— start of SOURCE DATA —

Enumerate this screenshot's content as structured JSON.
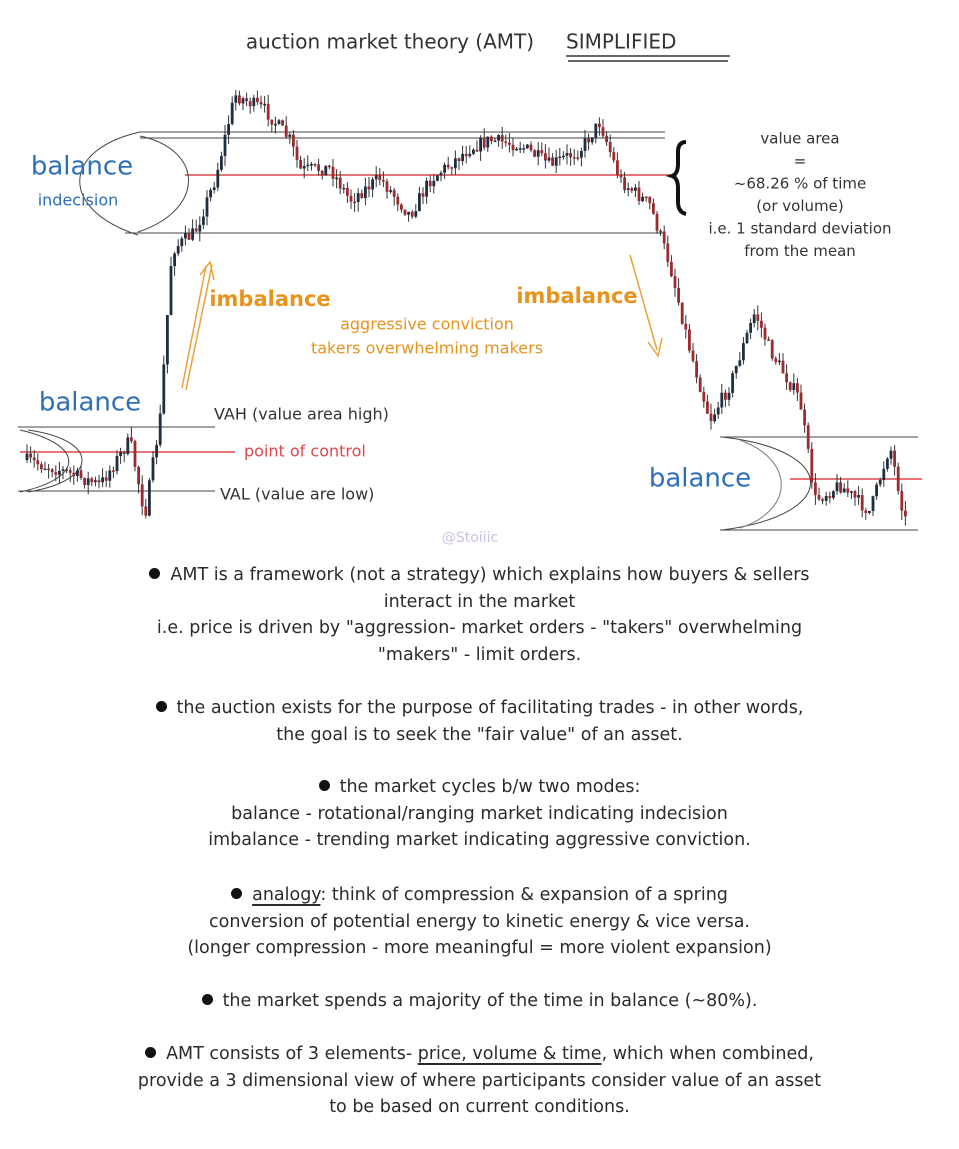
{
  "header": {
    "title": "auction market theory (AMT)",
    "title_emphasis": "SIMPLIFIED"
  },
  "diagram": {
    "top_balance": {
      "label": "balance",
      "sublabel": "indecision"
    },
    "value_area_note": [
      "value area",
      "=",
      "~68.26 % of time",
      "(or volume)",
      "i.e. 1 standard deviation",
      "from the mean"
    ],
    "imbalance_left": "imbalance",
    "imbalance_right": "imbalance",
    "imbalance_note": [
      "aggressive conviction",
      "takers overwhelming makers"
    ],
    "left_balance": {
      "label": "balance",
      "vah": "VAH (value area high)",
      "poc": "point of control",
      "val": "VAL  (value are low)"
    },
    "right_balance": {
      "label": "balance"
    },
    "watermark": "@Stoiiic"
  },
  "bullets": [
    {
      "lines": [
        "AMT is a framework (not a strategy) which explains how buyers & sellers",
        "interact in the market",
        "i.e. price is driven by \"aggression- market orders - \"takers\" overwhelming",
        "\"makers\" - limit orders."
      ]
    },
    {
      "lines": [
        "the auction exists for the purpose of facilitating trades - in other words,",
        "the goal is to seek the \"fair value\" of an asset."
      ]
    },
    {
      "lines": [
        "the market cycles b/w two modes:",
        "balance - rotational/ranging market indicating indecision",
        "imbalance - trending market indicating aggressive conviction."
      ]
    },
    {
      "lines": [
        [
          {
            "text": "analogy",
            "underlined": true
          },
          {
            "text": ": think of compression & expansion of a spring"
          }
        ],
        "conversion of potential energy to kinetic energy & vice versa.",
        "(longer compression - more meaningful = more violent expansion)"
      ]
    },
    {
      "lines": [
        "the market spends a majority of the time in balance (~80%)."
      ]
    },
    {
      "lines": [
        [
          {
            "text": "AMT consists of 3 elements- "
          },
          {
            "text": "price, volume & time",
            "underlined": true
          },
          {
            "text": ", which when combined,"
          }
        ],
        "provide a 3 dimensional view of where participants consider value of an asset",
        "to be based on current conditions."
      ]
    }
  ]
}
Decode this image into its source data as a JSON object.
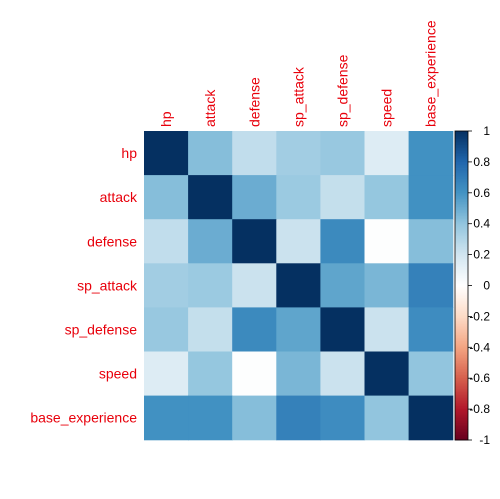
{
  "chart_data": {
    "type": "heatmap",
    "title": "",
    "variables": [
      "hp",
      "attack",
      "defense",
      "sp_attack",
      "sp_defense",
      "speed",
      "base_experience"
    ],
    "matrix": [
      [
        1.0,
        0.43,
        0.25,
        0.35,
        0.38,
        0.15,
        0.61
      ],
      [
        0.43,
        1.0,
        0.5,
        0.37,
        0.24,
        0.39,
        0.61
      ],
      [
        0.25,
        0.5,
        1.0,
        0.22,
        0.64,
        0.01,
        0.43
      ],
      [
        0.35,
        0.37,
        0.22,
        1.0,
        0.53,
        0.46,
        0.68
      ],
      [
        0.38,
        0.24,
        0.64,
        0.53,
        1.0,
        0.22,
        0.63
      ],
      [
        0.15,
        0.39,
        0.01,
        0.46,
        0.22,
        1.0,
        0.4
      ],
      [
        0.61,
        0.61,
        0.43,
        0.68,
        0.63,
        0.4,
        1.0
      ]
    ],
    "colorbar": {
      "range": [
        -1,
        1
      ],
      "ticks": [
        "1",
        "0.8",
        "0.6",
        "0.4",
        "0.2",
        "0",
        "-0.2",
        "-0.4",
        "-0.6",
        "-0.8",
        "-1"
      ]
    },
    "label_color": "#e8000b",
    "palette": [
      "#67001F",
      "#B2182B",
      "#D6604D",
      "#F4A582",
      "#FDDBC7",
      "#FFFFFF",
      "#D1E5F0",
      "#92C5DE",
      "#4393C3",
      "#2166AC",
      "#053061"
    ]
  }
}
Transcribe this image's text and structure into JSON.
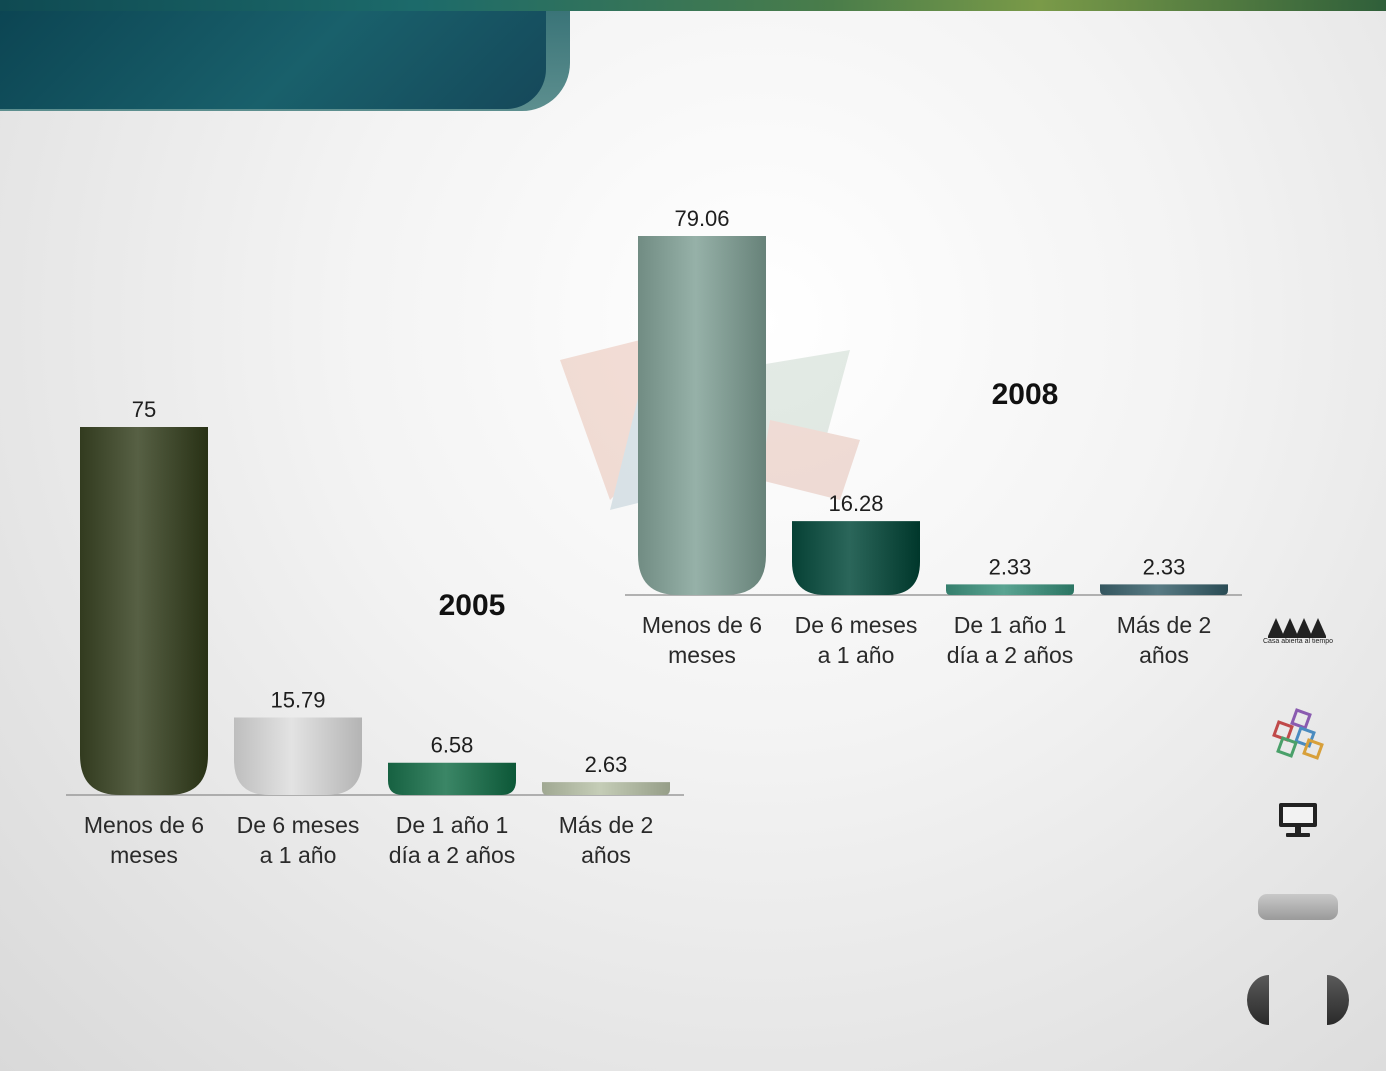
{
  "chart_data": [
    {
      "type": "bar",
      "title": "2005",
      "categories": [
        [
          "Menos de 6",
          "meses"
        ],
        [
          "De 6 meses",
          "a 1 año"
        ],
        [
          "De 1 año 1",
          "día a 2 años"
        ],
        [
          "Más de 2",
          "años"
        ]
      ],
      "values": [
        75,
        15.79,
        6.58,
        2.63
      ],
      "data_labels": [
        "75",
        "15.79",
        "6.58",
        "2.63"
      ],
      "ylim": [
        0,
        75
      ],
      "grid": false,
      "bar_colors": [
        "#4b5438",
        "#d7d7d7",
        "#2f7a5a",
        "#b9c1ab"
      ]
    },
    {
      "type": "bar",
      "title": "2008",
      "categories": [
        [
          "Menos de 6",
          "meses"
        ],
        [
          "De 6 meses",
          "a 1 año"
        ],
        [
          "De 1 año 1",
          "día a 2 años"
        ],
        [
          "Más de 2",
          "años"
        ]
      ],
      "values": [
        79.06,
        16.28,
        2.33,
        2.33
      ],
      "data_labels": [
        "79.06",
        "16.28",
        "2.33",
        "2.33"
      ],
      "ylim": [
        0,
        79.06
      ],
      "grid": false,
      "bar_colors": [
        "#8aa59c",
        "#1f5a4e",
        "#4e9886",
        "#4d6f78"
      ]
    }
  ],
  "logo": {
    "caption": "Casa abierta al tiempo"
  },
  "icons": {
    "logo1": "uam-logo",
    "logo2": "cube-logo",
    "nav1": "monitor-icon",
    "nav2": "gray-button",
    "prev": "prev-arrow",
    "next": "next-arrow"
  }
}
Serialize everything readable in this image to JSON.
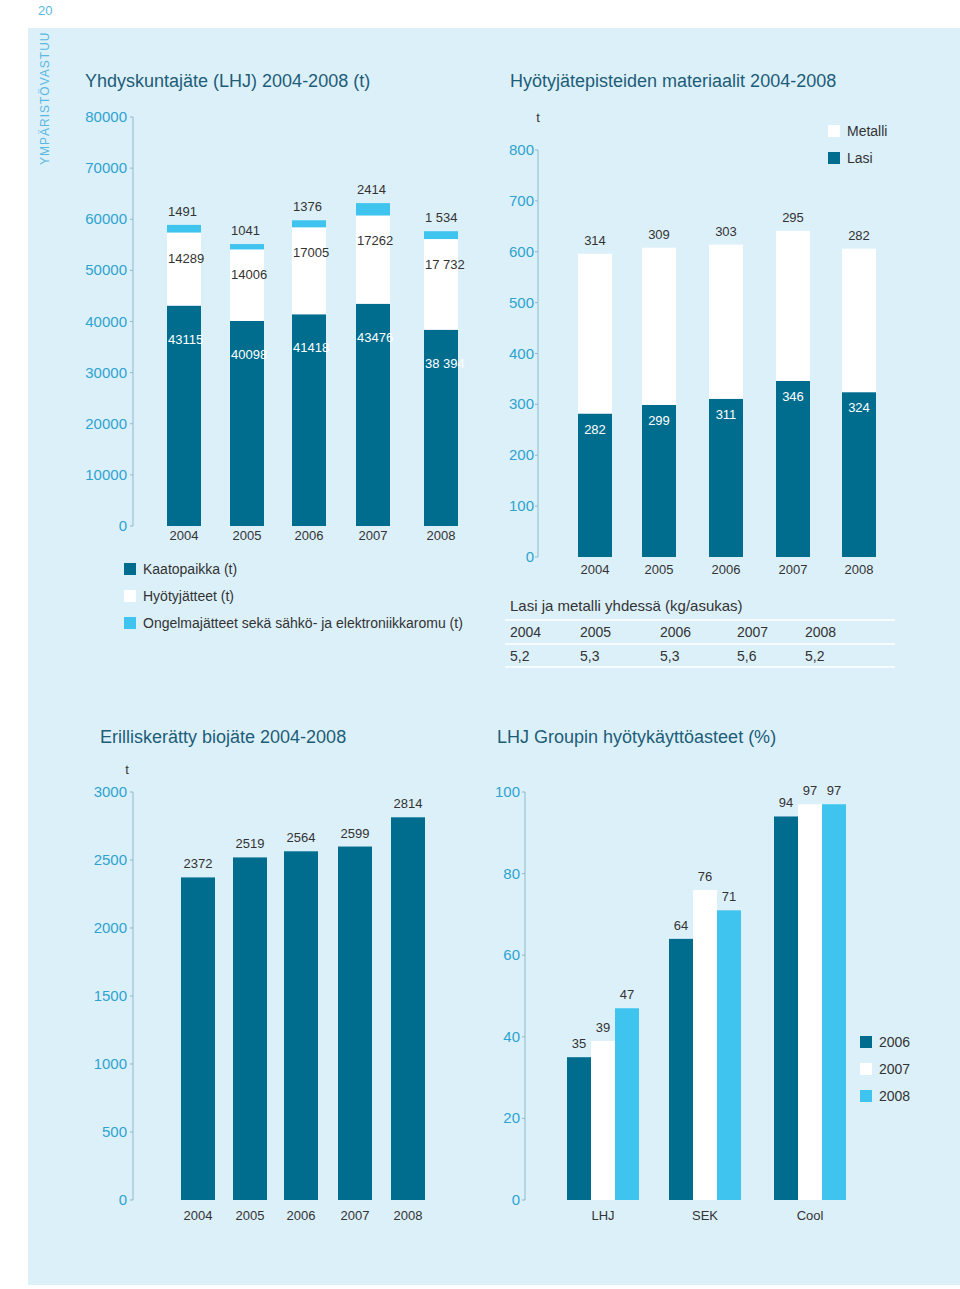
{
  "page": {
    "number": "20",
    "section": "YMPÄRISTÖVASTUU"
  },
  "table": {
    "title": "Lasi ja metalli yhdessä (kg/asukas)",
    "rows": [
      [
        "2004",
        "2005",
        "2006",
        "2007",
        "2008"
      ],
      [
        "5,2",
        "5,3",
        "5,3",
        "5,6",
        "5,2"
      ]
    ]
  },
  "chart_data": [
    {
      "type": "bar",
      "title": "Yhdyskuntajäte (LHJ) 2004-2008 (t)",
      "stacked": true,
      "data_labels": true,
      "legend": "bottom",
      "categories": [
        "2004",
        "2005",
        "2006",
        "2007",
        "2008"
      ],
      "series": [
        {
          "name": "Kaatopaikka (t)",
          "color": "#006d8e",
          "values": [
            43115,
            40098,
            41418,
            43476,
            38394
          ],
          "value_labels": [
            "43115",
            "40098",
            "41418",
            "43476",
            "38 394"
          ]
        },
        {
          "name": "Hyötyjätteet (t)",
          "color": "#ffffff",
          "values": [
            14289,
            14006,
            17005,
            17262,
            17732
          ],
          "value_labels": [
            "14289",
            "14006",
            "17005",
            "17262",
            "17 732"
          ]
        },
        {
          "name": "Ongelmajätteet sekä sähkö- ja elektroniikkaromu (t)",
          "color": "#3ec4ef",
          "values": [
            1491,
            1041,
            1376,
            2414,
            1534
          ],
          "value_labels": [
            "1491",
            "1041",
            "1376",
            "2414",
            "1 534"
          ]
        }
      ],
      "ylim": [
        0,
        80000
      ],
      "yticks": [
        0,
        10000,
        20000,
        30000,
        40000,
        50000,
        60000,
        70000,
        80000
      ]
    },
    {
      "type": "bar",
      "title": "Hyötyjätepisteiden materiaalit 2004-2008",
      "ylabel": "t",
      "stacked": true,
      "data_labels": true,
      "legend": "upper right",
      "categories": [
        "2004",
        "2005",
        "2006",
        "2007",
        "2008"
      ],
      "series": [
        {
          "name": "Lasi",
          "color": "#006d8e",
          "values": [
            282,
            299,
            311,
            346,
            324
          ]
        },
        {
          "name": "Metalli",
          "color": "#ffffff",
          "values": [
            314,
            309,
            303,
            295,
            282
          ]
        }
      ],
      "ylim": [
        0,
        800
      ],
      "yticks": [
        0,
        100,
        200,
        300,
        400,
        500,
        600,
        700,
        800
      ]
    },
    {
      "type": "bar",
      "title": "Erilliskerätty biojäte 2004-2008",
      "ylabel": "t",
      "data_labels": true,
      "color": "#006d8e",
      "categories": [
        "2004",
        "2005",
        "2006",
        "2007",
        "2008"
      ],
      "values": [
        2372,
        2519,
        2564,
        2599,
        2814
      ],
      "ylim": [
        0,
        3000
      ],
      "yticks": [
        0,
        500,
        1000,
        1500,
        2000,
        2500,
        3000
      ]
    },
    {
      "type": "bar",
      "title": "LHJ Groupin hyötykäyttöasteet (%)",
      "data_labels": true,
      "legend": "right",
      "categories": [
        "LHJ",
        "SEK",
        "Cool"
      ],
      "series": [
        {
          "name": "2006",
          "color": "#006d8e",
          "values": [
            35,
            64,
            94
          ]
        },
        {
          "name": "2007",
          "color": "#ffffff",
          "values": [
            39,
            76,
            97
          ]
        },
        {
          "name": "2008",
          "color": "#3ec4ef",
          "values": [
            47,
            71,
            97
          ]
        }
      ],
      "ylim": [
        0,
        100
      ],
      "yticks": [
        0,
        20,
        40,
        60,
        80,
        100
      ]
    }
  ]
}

— end of SOURCE DATA —

Pull out all lines in the data above that include "orders".

- SOLUTION TO THIS EXERCISE:
        "i.e. price is driven by \"aggression- market orders - \"takers\" overwhelming",
        "\"makers\" - limit orders."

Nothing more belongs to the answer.